Which lines hold the word "nDepth"? Show each of them.

***

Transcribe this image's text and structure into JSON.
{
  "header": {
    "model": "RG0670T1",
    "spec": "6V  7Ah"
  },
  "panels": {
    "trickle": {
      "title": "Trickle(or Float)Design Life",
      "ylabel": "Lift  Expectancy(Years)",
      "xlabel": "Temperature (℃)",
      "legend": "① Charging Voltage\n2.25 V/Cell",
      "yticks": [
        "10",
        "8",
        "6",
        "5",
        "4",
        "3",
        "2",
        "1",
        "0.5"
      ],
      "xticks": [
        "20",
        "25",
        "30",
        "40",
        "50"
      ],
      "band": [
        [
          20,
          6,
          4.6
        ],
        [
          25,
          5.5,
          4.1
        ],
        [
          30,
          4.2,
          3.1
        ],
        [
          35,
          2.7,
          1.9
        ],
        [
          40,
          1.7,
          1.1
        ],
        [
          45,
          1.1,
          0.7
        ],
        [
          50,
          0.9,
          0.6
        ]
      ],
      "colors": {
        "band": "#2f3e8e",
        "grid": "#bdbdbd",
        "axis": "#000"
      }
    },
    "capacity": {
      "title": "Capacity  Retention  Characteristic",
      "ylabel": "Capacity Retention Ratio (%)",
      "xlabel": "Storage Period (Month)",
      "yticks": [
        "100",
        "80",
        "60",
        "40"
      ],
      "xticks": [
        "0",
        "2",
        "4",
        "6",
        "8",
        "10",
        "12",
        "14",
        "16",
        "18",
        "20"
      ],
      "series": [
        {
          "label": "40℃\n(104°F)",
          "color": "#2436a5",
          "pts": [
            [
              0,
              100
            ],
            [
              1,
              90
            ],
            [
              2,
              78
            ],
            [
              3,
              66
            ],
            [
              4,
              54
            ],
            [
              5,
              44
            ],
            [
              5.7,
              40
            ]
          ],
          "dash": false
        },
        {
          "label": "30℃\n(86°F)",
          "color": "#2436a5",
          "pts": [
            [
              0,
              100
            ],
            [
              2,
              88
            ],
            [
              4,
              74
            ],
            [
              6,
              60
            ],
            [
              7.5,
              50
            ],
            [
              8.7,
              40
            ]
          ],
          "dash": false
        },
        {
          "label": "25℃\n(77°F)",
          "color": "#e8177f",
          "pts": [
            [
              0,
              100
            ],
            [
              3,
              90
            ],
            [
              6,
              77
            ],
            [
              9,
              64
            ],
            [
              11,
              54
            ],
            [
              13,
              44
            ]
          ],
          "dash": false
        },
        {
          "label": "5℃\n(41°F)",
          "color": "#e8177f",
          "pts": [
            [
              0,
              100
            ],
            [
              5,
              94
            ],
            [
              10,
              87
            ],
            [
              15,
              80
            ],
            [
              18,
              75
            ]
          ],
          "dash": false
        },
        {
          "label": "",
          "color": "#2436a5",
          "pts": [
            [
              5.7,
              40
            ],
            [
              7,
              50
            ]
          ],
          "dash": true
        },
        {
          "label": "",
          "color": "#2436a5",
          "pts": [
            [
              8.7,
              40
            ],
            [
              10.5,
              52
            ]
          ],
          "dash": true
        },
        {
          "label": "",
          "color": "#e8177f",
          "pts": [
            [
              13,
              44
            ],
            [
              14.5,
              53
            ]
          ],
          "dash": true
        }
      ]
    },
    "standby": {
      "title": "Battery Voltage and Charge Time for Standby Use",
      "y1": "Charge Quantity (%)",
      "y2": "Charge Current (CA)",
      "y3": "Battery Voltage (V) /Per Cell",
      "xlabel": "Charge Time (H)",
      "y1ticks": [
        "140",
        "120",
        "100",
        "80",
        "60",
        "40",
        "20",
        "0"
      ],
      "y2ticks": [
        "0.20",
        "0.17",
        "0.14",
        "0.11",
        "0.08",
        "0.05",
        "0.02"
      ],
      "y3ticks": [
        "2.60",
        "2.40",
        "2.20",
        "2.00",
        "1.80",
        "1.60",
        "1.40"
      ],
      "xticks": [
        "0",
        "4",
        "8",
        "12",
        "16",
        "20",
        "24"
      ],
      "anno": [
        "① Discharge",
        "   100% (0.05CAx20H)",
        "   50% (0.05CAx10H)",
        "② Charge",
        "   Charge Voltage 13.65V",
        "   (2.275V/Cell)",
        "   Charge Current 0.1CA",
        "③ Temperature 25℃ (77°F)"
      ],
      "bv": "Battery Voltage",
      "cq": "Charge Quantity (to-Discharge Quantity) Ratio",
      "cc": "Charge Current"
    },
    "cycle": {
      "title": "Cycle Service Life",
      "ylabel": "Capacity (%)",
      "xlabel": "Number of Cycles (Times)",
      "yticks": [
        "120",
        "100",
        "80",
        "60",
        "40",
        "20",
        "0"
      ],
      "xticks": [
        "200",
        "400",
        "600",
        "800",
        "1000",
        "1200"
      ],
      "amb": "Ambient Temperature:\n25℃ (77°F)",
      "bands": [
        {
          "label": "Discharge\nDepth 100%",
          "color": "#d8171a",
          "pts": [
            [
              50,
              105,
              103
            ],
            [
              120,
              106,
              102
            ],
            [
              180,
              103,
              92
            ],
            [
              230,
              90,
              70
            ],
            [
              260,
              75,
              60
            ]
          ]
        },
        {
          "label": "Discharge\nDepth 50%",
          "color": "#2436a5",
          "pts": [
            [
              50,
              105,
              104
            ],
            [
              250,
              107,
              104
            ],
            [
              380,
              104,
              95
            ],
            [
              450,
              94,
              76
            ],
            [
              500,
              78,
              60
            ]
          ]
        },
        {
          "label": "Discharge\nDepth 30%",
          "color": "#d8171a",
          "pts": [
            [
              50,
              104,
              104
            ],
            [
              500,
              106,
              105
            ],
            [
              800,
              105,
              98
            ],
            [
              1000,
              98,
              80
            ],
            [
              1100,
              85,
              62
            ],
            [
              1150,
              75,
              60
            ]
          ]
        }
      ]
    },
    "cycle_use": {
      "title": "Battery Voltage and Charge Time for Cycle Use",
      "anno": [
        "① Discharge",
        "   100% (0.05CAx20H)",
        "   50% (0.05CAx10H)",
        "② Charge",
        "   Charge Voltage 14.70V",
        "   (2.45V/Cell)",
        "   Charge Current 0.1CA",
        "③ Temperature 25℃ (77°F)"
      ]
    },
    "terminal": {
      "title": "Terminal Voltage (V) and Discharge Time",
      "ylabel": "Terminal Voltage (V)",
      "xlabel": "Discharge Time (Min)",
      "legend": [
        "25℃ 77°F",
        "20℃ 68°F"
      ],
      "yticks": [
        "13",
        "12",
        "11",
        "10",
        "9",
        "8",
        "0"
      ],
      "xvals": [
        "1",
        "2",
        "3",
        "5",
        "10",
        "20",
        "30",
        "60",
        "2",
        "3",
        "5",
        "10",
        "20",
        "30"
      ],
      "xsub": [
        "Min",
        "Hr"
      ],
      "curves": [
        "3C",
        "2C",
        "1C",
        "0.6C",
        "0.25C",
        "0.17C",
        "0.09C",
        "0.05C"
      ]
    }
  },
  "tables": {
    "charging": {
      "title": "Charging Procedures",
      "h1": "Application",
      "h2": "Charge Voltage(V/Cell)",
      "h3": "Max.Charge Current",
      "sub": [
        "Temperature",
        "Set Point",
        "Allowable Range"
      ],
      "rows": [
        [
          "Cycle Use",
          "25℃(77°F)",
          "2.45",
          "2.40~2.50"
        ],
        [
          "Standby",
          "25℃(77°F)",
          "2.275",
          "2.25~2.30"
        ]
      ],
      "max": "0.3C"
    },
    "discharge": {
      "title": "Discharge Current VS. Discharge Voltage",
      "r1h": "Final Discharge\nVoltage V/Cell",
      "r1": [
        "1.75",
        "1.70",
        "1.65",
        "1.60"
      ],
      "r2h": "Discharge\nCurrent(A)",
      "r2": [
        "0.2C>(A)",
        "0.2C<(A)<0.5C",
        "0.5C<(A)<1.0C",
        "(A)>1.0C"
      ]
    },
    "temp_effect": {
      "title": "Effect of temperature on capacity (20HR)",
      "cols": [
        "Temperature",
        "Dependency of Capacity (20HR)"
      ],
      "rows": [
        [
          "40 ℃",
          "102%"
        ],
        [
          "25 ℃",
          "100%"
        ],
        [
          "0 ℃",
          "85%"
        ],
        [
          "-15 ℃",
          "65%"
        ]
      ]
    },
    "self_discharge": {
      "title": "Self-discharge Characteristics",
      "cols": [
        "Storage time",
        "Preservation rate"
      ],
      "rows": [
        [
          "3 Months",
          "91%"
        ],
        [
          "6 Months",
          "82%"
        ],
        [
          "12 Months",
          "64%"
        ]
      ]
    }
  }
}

***

Output below
          "label": "Discharge\nDepth 100%",
          "label": "Discharge\nDepth 50%",
          "label": "Discharge\nDepth 30%",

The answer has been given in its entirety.